Pictures stay out; everything else in the records below is copied exactly.

(Dataset excerpts)
· · · · ·

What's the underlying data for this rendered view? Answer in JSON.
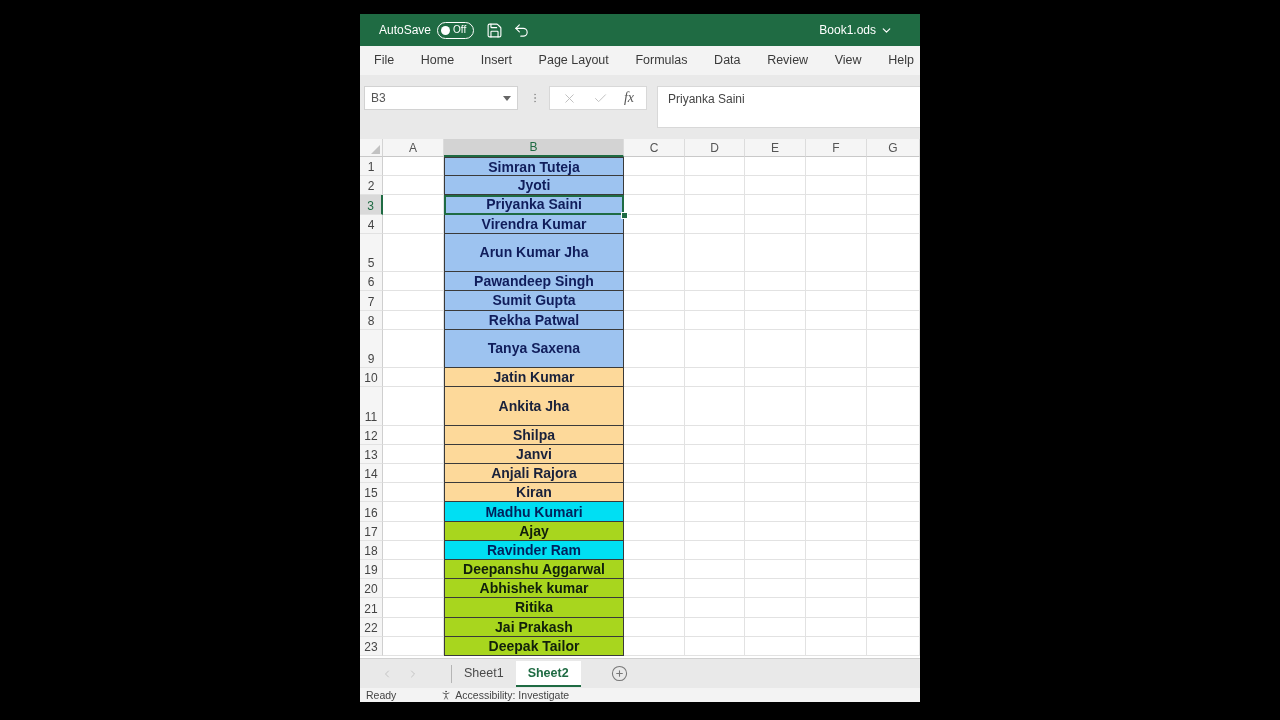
{
  "title_bar": {
    "autosave": {
      "label": "AutoSave",
      "on": false,
      "state_label": "Off"
    },
    "file_name": "Book1.ods"
  },
  "ribbon_tabs": [
    {
      "label": "File",
      "selected": false
    },
    {
      "label": "Home",
      "selected": false
    },
    {
      "label": "Insert",
      "selected": false
    },
    {
      "label": "Page Layout",
      "selected": false
    },
    {
      "label": "Formulas",
      "selected": false
    },
    {
      "label": "Data",
      "selected": false
    },
    {
      "label": "Review",
      "selected": false
    },
    {
      "label": "View",
      "selected": false
    },
    {
      "label": "Help",
      "selected": false
    }
  ],
  "formula_bar": {
    "name_box": "B3",
    "buttons": [
      {
        "kind": "cancel",
        "disabled": true
      },
      {
        "kind": "enter",
        "disabled": true
      },
      {
        "kind": "function",
        "label": "fx",
        "disabled": false
      }
    ],
    "value": "Priyanka Saini"
  },
  "columns": [
    {
      "label": "A",
      "selected": false
    },
    {
      "label": "B",
      "selected": true
    },
    {
      "label": "C",
      "selected": false
    },
    {
      "label": "D",
      "selected": false
    },
    {
      "label": "E",
      "selected": false
    },
    {
      "label": "F",
      "selected": false
    },
    {
      "label": "G",
      "selected": false
    }
  ],
  "rows": [
    {
      "number": "1",
      "name": "Simran Tuteja",
      "color": "#9dc3f0",
      "tall": false,
      "selected": false
    },
    {
      "number": "2",
      "name": "Jyoti",
      "color": "#9dc3f0",
      "tall": false,
      "selected": false
    },
    {
      "number": "3",
      "name": "Priyanka Saini",
      "color": "#9dc3f0",
      "tall": false,
      "selected": true
    },
    {
      "number": "4",
      "name": "Virendra Kumar",
      "color": "#9dc3f0",
      "tall": false,
      "selected": false
    },
    {
      "number": "5",
      "name": "Arun Kumar Jha",
      "color": "#9dc3f0",
      "tall": true,
      "selected": false
    },
    {
      "number": "6",
      "name": "Pawandeep Singh",
      "color": "#9dc3f0",
      "tall": false,
      "selected": false
    },
    {
      "number": "7",
      "name": "Sumit Gupta",
      "color": "#9dc3f0",
      "tall": false,
      "selected": false
    },
    {
      "number": "8",
      "name": "Rekha Patwal",
      "color": "#9dc3f0",
      "tall": false,
      "selected": false
    },
    {
      "number": "9",
      "name": "Tanya Saxena",
      "color": "#9dc3f0",
      "tall": true,
      "selected": false
    },
    {
      "number": "10",
      "name": "Jatin Kumar",
      "color": "#fdd99a",
      "tall": false,
      "selected": false
    },
    {
      "number": "11",
      "name": "Ankita Jha",
      "color": "#fdd99a",
      "tall": true,
      "selected": false
    },
    {
      "number": "12",
      "name": "Shilpa",
      "color": "#fdd99a",
      "tall": false,
      "selected": false
    },
    {
      "number": "13",
      "name": "Janvi",
      "color": "#fdd99a",
      "tall": false,
      "selected": false
    },
    {
      "number": "14",
      "name": "Anjali Rajora",
      "color": "#fdd99a",
      "tall": false,
      "selected": false
    },
    {
      "number": "15",
      "name": "Kiran",
      "color": "#fdd99a",
      "tall": false,
      "selected": false
    },
    {
      "number": "16",
      "name": "Madhu Kumari",
      "color": "#00dff3",
      "tall": false,
      "selected": false
    },
    {
      "number": "17",
      "name": "Ajay",
      "color": "#a8d61e",
      "tall": false,
      "selected": false
    },
    {
      "number": "18",
      "name": "Ravinder Ram",
      "color": "#00dff3",
      "tall": false,
      "selected": false
    },
    {
      "number": "19",
      "name": "Deepanshu Aggarwal",
      "color": "#a8d61e",
      "tall": false,
      "selected": false
    },
    {
      "number": "20",
      "name": "Abhishek kumar",
      "color": "#a8d61e",
      "tall": false,
      "selected": false
    },
    {
      "number": "21",
      "name": "Ritika",
      "color": "#a8d61e",
      "tall": false,
      "selected": false
    },
    {
      "number": "22",
      "name": "Jai Prakash",
      "color": "#a8d61e",
      "tall": false,
      "selected": false
    },
    {
      "number": "23",
      "name": "Deepak Tailor",
      "color": "#a8d61e",
      "tall": false,
      "selected": false
    }
  ],
  "sheet_nav": [
    {
      "kind": "previous",
      "disabled": true
    },
    {
      "kind": "next",
      "disabled": true
    }
  ],
  "sheet_tabs": [
    {
      "label": "Sheet1",
      "selected": false
    },
    {
      "label": "Sheet2",
      "selected": true
    }
  ],
  "status_bar": {
    "mode": "Ready",
    "accessibility": "Accessibility: Investigate"
  }
}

· · · · ·

## Response below
What's the underlying data for this rendered view? Answer in JSON.
{
  "title_bar": {
    "autosave": {
      "label": "AutoSave",
      "on": false,
      "state_label": "Off"
    },
    "file_name": "Book1.ods"
  },
  "ribbon_tabs": [
    {
      "label": "File",
      "selected": false
    },
    {
      "label": "Home",
      "selected": false
    },
    {
      "label": "Insert",
      "selected": false
    },
    {
      "label": "Page Layout",
      "selected": false
    },
    {
      "label": "Formulas",
      "selected": false
    },
    {
      "label": "Data",
      "selected": false
    },
    {
      "label": "Review",
      "selected": false
    },
    {
      "label": "View",
      "selected": false
    },
    {
      "label": "Help",
      "selected": false
    }
  ],
  "formula_bar": {
    "name_box": "B3",
    "buttons": [
      {
        "kind": "cancel",
        "disabled": true
      },
      {
        "kind": "enter",
        "disabled": true
      },
      {
        "kind": "function",
        "label": "fx",
        "disabled": false
      }
    ],
    "value": "Priyanka Saini"
  },
  "columns": [
    {
      "label": "A",
      "selected": false
    },
    {
      "label": "B",
      "selected": true
    },
    {
      "label": "C",
      "selected": false
    },
    {
      "label": "D",
      "selected": false
    },
    {
      "label": "E",
      "selected": false
    },
    {
      "label": "F",
      "selected": false
    },
    {
      "label": "G",
      "selected": false
    }
  ],
  "rows": [
    {
      "number": "1",
      "name": "Simran Tuteja",
      "color": "#9dc3f0",
      "tall": false,
      "selected": false
    },
    {
      "number": "2",
      "name": "Jyoti",
      "color": "#9dc3f0",
      "tall": false,
      "selected": false
    },
    {
      "number": "3",
      "name": "Priyanka Saini",
      "color": "#9dc3f0",
      "tall": false,
      "selected": true
    },
    {
      "number": "4",
      "name": "Virendra Kumar",
      "color": "#9dc3f0",
      "tall": false,
      "selected": false
    },
    {
      "number": "5",
      "name": "Arun Kumar Jha",
      "color": "#9dc3f0",
      "tall": true,
      "selected": false
    },
    {
      "number": "6",
      "name": "Pawandeep Singh",
      "color": "#9dc3f0",
      "tall": false,
      "selected": false
    },
    {
      "number": "7",
      "name": "Sumit Gupta",
      "color": "#9dc3f0",
      "tall": false,
      "selected": false
    },
    {
      "number": "8",
      "name": "Rekha Patwal",
      "color": "#9dc3f0",
      "tall": false,
      "selected": false
    },
    {
      "number": "9",
      "name": "Tanya Saxena",
      "color": "#9dc3f0",
      "tall": true,
      "selected": false
    },
    {
      "number": "10",
      "name": "Jatin Kumar",
      "color": "#fdd99a",
      "tall": false,
      "selected": false
    },
    {
      "number": "11",
      "name": "Ankita Jha",
      "color": "#fdd99a",
      "tall": true,
      "selected": false
    },
    {
      "number": "12",
      "name": "Shilpa",
      "color": "#fdd99a",
      "tall": false,
      "selected": false
    },
    {
      "number": "13",
      "name": "Janvi",
      "color": "#fdd99a",
      "tall": false,
      "selected": false
    },
    {
      "number": "14",
      "name": "Anjali Rajora",
      "color": "#fdd99a",
      "tall": false,
      "selected": false
    },
    {
      "number": "15",
      "name": "Kiran",
      "color": "#fdd99a",
      "tall": false,
      "selected": false
    },
    {
      "number": "16",
      "name": "Madhu Kumari",
      "color": "#00dff3",
      "tall": false,
      "selected": false
    },
    {
      "number": "17",
      "name": "Ajay",
      "color": "#a8d61e",
      "tall": false,
      "selected": false
    },
    {
      "number": "18",
      "name": "Ravinder Ram",
      "color": "#00dff3",
      "tall": false,
      "selected": false
    },
    {
      "number": "19",
      "name": "Deepanshu Aggarwal",
      "color": "#a8d61e",
      "tall": false,
      "selected": false
    },
    {
      "number": "20",
      "name": "Abhishek kumar",
      "color": "#a8d61e",
      "tall": false,
      "selected": false
    },
    {
      "number": "21",
      "name": "Ritika",
      "color": "#a8d61e",
      "tall": false,
      "selected": false
    },
    {
      "number": "22",
      "name": "Jai Prakash",
      "color": "#a8d61e",
      "tall": false,
      "selected": false
    },
    {
      "number": "23",
      "name": "Deepak Tailor",
      "color": "#a8d61e",
      "tall": false,
      "selected": false
    }
  ],
  "sheet_nav": [
    {
      "kind": "previous",
      "disabled": true
    },
    {
      "kind": "next",
      "disabled": true
    }
  ],
  "sheet_tabs": [
    {
      "label": "Sheet1",
      "selected": false
    },
    {
      "label": "Sheet2",
      "selected": true
    }
  ],
  "status_bar": {
    "mode": "Ready",
    "accessibility": "Accessibility: Investigate"
  }
}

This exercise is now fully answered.